Each line of the material below that holds the word "different" needs to be copied.

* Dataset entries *
:::::
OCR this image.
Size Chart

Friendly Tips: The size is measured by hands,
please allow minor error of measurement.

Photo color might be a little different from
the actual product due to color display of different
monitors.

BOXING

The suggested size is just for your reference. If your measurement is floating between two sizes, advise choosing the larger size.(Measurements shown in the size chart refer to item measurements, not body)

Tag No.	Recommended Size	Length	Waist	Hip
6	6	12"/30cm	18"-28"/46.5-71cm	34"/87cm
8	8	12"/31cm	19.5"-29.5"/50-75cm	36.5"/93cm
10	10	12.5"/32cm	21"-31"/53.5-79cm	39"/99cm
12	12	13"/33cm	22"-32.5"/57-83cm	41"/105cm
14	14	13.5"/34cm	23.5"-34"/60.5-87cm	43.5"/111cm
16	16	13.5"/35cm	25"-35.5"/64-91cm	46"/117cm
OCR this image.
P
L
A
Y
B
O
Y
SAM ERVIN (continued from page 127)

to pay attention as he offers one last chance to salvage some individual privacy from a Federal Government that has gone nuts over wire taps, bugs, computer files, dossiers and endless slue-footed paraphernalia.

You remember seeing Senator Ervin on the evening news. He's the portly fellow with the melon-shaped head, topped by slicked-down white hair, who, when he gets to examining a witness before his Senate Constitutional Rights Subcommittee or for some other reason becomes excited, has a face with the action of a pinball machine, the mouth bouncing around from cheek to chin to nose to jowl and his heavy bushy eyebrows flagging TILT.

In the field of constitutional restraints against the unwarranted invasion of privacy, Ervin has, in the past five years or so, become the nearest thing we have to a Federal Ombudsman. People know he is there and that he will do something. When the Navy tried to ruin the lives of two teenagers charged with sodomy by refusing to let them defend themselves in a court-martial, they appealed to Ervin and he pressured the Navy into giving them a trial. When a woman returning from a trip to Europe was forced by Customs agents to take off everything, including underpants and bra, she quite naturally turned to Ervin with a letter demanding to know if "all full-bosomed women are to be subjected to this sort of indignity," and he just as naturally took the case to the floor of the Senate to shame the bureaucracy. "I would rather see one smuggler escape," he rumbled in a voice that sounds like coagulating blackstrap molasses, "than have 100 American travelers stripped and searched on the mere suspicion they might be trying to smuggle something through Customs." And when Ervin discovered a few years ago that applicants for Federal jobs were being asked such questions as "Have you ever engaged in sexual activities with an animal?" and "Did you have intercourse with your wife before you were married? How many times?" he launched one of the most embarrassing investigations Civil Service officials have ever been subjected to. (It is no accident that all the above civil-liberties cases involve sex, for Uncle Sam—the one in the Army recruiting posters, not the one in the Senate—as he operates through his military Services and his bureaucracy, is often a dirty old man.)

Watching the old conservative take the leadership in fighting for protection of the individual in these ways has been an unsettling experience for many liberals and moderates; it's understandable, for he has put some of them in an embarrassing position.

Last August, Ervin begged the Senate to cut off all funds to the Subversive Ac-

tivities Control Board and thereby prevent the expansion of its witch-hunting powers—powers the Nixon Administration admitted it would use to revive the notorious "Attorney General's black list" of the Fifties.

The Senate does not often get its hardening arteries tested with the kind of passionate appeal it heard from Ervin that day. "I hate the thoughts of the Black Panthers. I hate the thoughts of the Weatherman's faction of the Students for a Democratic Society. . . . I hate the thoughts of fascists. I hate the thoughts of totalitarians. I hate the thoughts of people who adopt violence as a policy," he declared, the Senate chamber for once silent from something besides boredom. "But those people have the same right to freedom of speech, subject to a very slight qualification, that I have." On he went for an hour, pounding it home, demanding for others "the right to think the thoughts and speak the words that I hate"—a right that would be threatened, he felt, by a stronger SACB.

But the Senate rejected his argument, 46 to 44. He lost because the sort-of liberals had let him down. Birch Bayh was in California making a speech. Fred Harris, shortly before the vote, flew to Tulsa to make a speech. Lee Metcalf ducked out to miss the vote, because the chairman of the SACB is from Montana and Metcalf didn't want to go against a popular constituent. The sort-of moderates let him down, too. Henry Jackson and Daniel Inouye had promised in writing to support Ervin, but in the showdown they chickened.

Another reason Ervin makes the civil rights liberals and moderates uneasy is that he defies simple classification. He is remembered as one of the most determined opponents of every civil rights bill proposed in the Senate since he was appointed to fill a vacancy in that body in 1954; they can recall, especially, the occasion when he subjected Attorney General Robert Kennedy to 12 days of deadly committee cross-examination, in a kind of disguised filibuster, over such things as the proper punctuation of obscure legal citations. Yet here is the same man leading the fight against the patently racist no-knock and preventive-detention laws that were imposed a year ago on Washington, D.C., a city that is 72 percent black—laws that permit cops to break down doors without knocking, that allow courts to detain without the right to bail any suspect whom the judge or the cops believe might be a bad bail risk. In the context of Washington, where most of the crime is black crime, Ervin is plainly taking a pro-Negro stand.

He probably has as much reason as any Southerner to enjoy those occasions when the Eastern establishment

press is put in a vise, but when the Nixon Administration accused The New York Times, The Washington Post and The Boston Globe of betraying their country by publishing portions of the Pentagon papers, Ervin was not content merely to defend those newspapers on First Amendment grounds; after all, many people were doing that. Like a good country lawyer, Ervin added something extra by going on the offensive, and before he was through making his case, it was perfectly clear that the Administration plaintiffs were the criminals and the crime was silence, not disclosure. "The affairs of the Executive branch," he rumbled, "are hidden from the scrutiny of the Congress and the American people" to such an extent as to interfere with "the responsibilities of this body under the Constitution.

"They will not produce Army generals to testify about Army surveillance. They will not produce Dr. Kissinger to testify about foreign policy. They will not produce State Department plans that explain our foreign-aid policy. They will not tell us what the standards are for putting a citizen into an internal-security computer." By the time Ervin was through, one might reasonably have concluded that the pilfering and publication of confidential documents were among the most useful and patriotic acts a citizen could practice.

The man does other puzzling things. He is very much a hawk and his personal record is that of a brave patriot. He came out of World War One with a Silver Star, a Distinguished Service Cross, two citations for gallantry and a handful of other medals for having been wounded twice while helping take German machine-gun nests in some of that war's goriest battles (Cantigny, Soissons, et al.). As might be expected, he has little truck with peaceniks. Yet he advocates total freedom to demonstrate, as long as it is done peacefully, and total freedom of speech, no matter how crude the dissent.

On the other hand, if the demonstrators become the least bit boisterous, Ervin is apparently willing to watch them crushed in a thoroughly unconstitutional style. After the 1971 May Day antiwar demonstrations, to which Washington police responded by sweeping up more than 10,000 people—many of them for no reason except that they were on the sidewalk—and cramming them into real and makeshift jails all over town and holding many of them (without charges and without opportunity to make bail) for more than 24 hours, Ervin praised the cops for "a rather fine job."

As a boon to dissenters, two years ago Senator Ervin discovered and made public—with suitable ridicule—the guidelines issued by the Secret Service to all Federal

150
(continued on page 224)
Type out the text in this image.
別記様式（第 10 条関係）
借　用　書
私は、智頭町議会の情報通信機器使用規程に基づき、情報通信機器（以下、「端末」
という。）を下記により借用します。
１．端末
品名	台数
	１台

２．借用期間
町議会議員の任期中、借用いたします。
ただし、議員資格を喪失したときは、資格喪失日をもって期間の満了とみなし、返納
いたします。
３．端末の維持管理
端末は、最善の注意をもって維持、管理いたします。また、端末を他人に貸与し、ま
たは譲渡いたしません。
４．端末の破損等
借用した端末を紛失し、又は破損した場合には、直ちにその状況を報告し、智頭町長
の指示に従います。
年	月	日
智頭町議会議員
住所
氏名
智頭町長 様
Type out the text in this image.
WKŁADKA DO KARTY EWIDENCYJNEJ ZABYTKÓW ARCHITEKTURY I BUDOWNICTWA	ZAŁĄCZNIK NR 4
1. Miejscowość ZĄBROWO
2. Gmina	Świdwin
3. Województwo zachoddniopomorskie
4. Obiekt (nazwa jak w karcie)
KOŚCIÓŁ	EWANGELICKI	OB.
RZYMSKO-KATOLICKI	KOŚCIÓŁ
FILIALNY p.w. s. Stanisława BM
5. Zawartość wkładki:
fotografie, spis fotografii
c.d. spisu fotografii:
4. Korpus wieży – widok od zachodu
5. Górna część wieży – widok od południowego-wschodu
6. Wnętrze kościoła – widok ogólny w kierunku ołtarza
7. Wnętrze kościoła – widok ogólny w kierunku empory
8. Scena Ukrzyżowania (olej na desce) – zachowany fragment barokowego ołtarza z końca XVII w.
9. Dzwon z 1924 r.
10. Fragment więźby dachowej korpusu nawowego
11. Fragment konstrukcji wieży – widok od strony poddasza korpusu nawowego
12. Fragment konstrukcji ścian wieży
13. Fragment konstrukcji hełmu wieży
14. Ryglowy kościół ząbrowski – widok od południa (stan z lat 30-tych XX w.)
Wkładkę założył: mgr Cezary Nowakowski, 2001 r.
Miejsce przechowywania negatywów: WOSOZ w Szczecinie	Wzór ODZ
:::::
* Answer *
Photo color might be a little different from
the actual product due to color display of different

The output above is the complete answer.